[START SUPPLIED MATERIAL]
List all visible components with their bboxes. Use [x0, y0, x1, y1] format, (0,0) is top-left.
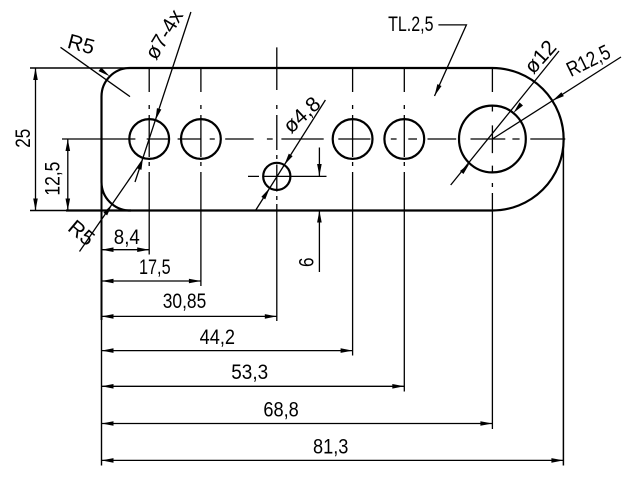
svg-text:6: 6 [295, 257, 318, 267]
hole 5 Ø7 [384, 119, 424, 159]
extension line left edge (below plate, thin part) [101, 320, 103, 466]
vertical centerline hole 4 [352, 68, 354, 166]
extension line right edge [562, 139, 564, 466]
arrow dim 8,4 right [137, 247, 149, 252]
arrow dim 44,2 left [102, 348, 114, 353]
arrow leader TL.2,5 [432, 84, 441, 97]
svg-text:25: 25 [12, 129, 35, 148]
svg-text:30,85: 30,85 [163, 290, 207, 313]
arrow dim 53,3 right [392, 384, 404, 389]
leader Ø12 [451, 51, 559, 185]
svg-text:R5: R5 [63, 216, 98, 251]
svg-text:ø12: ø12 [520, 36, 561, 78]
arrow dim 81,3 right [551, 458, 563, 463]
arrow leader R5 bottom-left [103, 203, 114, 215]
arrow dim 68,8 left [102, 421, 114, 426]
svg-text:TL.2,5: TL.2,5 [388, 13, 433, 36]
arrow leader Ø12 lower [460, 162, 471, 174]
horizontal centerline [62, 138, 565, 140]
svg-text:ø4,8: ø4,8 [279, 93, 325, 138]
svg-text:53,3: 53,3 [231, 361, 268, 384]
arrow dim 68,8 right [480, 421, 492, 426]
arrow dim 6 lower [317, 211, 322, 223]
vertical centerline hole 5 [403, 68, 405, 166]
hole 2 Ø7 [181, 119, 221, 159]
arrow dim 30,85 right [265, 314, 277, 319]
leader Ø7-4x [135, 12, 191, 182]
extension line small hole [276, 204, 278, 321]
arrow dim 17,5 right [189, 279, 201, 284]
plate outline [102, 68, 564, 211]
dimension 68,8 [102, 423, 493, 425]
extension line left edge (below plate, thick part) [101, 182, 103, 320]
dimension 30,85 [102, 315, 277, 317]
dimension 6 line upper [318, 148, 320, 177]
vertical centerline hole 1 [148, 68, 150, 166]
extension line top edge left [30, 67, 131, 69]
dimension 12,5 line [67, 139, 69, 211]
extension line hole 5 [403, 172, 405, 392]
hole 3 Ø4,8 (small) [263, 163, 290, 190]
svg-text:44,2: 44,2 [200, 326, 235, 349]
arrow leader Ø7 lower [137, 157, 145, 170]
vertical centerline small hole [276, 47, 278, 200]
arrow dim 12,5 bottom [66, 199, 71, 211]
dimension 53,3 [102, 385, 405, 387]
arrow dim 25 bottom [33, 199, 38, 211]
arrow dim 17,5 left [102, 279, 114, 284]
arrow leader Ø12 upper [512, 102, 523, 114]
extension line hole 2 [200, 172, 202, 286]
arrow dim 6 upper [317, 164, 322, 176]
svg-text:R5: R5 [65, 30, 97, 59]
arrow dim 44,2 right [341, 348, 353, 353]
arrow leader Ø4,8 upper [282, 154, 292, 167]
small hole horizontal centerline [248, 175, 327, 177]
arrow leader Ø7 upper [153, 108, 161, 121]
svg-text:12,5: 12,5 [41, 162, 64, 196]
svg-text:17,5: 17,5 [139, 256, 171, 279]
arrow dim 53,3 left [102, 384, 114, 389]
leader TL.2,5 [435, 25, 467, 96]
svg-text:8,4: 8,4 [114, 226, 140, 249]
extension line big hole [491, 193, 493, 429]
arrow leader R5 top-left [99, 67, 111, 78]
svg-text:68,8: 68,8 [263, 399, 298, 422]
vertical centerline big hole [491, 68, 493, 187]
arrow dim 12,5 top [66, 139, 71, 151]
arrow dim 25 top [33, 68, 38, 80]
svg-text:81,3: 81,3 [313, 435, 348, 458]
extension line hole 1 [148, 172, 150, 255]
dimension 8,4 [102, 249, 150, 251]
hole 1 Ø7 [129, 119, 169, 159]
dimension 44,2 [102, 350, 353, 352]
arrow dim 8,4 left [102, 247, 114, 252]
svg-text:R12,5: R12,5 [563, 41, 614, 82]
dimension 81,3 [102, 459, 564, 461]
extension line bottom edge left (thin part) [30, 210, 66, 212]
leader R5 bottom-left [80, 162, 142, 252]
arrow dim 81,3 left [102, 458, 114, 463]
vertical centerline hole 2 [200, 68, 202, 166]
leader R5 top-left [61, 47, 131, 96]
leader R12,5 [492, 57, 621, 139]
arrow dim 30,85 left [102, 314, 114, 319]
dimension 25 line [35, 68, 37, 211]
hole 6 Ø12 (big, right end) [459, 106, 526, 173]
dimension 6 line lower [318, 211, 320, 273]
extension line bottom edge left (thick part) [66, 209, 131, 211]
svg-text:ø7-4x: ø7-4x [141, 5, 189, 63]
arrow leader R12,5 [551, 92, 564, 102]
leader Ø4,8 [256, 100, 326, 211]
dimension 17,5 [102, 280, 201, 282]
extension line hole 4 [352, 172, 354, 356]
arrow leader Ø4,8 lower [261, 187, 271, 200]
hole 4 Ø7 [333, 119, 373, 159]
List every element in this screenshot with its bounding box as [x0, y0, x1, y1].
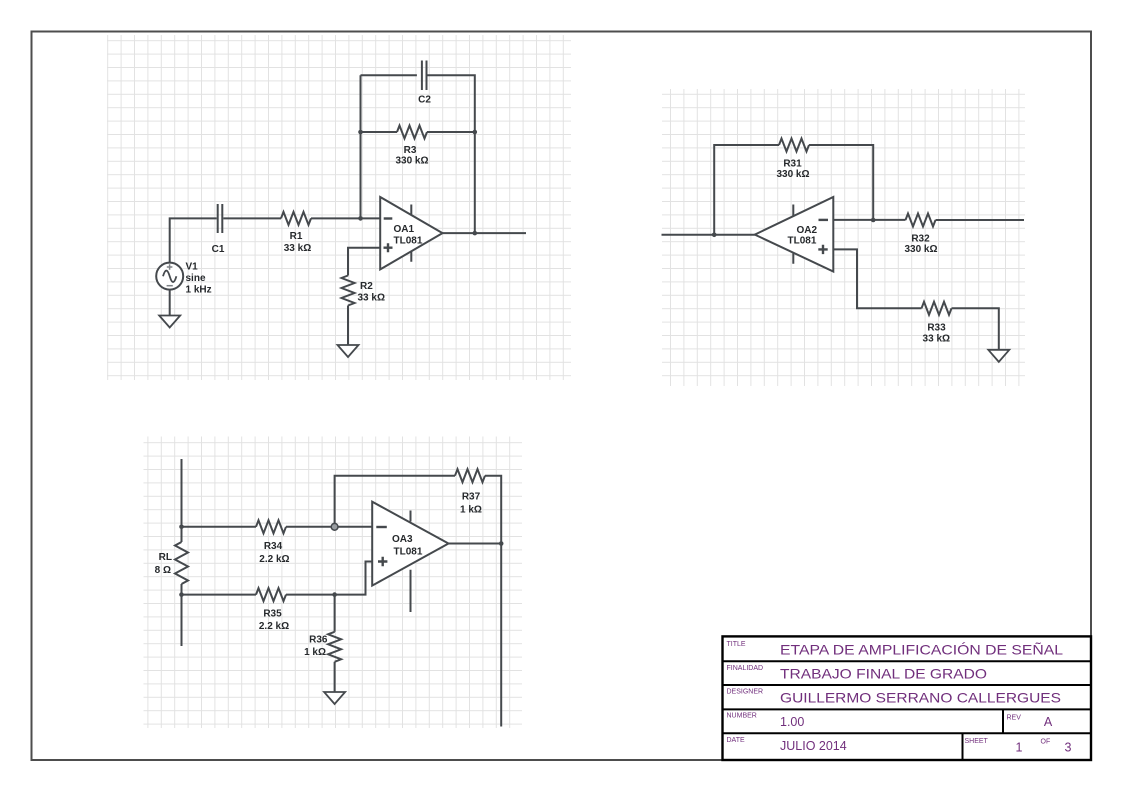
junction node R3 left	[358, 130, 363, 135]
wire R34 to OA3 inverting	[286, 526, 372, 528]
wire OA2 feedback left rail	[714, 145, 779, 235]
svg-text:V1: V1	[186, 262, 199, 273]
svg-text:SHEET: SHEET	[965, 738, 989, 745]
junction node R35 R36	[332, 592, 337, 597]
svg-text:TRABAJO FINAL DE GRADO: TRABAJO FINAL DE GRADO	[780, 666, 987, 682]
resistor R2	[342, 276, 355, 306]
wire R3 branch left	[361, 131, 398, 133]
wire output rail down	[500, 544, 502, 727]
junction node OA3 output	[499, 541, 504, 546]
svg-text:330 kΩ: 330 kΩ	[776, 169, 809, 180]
[END SUPPLIED MATERIAL]
» WORK REQUIRED: Copy all of the records above line for line, without changing anything, and leave out the pictures.

» CORRECT ANSWER:
List all visible components with their bboxes. Use [x0, y0, x1, y1] format, (0,0) is top-left.
svg-text:6: 6 [295, 257, 318, 267]
hole 5 Ø7 [384, 119, 424, 159]
extension line left edge (below plate, thin part) [101, 320, 103, 466]
vertical centerline hole 4 [352, 68, 354, 166]
extension line right edge [562, 139, 564, 466]
arrow dim 8,4 right [137, 247, 149, 252]
arrow dim 44,2 left [102, 348, 114, 353]
arrow leader TL.2,5 [432, 84, 441, 97]
svg-text:25: 25 [12, 129, 35, 148]
svg-text:30,85: 30,85 [163, 290, 207, 313]
arrow dim 53,3 right [392, 384, 404, 389]
leader Ø12 [451, 51, 559, 185]
svg-text:R5: R5 [63, 216, 98, 251]
svg-text:ø12: ø12 [520, 36, 561, 78]
arrow dim 81,3 right [551, 458, 563, 463]
arrow leader R5 bottom-left [103, 203, 114, 215]
arrow dim 68,8 left [102, 421, 114, 426]
svg-text:TL.2,5: TL.2,5 [388, 13, 433, 36]
arrow leader Ø12 lower [460, 162, 471, 174]
horizontal centerline [62, 138, 565, 140]
svg-text:ø4,8: ø4,8 [279, 93, 325, 138]
svg-text:53,3: 53,3 [231, 361, 268, 384]
arrow dim 68,8 right [480, 421, 492, 426]
arrow dim 6 lower [317, 211, 322, 223]
vertical centerline hole 5 [403, 68, 405, 166]
hole 2 Ø7 [181, 119, 221, 159]
arrow dim 30,85 right [265, 314, 277, 319]
leader Ø7-4x [135, 12, 191, 182]
extension line small hole [276, 204, 278, 321]
arrow dim 17,5 right [189, 279, 201, 284]
plate outline [102, 68, 564, 211]
dimension 68,8 [102, 423, 493, 425]
extension line left edge (below plate, thick part) [101, 182, 103, 320]
dimension 30,85 [102, 315, 277, 317]
dimension 6 line upper [318, 148, 320, 177]
vertical centerline hole 1 [148, 68, 150, 166]
extension line top edge left [30, 67, 131, 69]
dimension 12,5 line [67, 139, 69, 211]
extension line hole 5 [403, 172, 405, 392]
hole 3 Ø4,8 (small) [263, 163, 290, 190]
svg-text:44,2: 44,2 [200, 326, 235, 349]
arrow leader Ø7 lower [137, 157, 145, 170]
vertical centerline small hole [276, 47, 278, 200]
arrow dim 12,5 bottom [66, 199, 71, 211]
dimension 53,3 [102, 385, 405, 387]
arrow dim 25 bottom [33, 199, 38, 211]
arrow dim 17,5 left [102, 279, 114, 284]
arrow leader Ø12 upper [512, 102, 523, 114]
extension line hole 2 [200, 172, 202, 286]
arrow dim 6 upper [317, 164, 322, 176]
svg-text:R5: R5 [65, 30, 97, 59]
arrow dim 44,2 right [341, 348, 353, 353]
arrow leader Ø4,8 upper [282, 154, 292, 167]
small hole horizontal centerline [248, 175, 327, 177]
arrow leader Ø7 upper [153, 108, 161, 121]
svg-text:12,5: 12,5 [41, 162, 64, 196]
svg-text:17,5: 17,5 [139, 256, 171, 279]
arrow dim 53,3 left [102, 384, 114, 389]
leader TL.2,5 [435, 25, 467, 96]
svg-text:8,4: 8,4 [114, 226, 140, 249]
extension line big hole [491, 193, 493, 429]
arrow leader R5 top-left [99, 67, 111, 78]
svg-text:68,8: 68,8 [263, 399, 298, 422]
vertical centerline big hole [491, 68, 493, 187]
arrow dim 12,5 top [66, 139, 71, 151]
arrow dim 25 top [33, 68, 38, 80]
svg-text:81,3: 81,3 [313, 435, 348, 458]
extension line hole 1 [148, 172, 150, 255]
dimension 8,4 [102, 249, 150, 251]
hole 1 Ø7 [129, 119, 169, 159]
dimension 44,2 [102, 350, 353, 352]
arrow dim 8,4 left [102, 247, 114, 252]
svg-text:R12,5: R12,5 [563, 41, 614, 82]
dimension 81,3 [102, 459, 564, 461]
extension line bottom edge left (thin part) [30, 210, 66, 212]
leader R5 bottom-left [80, 162, 142, 252]
arrow dim 81,3 left [102, 458, 114, 463]
vertical centerline hole 2 [200, 68, 202, 166]
leader R5 top-left [61, 47, 131, 96]
leader R12,5 [492, 57, 621, 139]
arrow dim 30,85 left [102, 314, 114, 319]
dimension 25 line [35, 68, 37, 211]
hole 6 Ø12 (big, right end) [459, 106, 526, 173]
dimension 6 line lower [318, 211, 320, 273]
extension line bottom edge left (thick part) [66, 209, 131, 211]
svg-text:ø7-4x: ø7-4x [141, 5, 189, 63]
arrow leader R12,5 [551, 92, 564, 102]
leader Ø4,8 [256, 100, 326, 211]
dimension 17,5 [102, 280, 201, 282]
extension line hole 4 [352, 172, 354, 356]
arrow leader Ø4,8 lower [261, 187, 271, 200]
hole 4 Ø7 [333, 119, 373, 159]
List every element in this screenshot with its bounding box as [x0, y0, x1, y1].
junction node R3 left	[358, 130, 363, 135]
wire R34 to OA3 inverting	[286, 526, 372, 528]
wire OA2 feedback left rail	[714, 145, 779, 235]
svg-text:V1: V1	[186, 262, 199, 273]
svg-text:SHEET: SHEET	[965, 738, 989, 745]
junction node R35 R36	[332, 592, 337, 597]
svg-text:TRABAJO FINAL DE GRADO: TRABAJO FINAL DE GRADO	[780, 666, 987, 682]
resistor R2	[342, 276, 355, 306]
wire R3 branch left	[361, 131, 398, 133]
wire output rail down	[500, 544, 502, 727]
junction node OA3 output	[499, 541, 504, 546]
svg-text:330 kΩ: 330 kΩ	[776, 169, 809, 180]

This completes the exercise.